[WHAT IS NEEDED]:
Where a line of the listing below includes the word "this", reproduce that line.

[MATERIAL TO PROCESS]:
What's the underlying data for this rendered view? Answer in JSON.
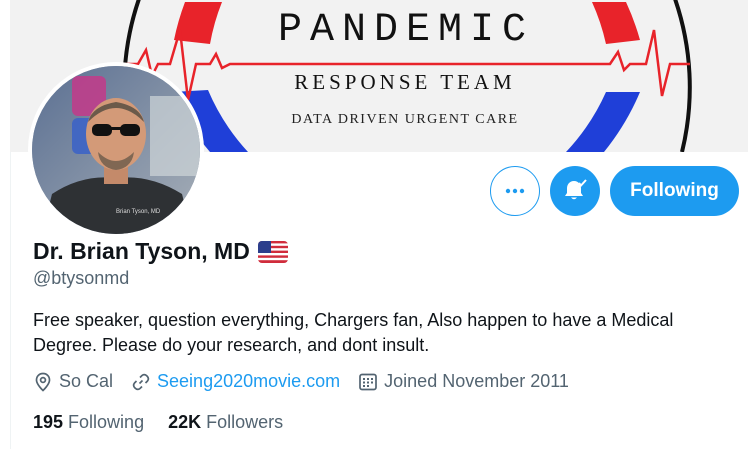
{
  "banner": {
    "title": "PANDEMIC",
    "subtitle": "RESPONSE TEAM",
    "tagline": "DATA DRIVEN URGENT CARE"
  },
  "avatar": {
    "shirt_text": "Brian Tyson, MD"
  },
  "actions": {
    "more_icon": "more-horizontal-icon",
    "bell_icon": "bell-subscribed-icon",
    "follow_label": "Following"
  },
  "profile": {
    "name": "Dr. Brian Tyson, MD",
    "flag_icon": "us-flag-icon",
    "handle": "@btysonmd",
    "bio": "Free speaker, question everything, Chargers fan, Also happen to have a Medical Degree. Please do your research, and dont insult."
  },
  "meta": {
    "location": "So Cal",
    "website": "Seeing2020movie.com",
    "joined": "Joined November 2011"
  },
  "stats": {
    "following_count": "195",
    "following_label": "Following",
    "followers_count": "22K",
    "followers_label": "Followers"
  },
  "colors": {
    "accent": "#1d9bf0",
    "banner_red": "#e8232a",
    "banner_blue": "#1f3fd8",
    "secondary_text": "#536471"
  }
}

---

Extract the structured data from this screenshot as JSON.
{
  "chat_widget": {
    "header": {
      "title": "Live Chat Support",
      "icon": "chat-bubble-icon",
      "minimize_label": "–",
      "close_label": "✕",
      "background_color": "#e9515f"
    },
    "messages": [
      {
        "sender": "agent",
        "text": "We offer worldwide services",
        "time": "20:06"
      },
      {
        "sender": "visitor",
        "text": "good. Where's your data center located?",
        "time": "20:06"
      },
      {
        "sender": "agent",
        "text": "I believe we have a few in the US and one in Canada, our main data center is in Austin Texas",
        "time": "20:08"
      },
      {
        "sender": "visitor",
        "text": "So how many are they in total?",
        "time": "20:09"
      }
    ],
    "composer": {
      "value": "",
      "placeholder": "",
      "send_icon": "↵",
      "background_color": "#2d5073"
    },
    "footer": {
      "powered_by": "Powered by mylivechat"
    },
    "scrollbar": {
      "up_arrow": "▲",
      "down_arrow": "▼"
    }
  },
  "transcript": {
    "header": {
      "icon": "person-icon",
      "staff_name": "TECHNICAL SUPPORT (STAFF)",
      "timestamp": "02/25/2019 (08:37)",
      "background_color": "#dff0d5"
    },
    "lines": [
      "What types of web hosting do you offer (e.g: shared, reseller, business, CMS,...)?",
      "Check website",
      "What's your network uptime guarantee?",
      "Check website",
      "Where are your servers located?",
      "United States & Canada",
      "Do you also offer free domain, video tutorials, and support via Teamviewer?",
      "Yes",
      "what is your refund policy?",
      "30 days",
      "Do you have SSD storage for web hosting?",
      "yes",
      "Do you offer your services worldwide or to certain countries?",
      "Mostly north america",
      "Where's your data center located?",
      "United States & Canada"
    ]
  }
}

[COMPLETE OUTPUT]:
What's the underlying data for this rendered view? Answer in JSON.
Extract the structured data from this screenshot as JSON.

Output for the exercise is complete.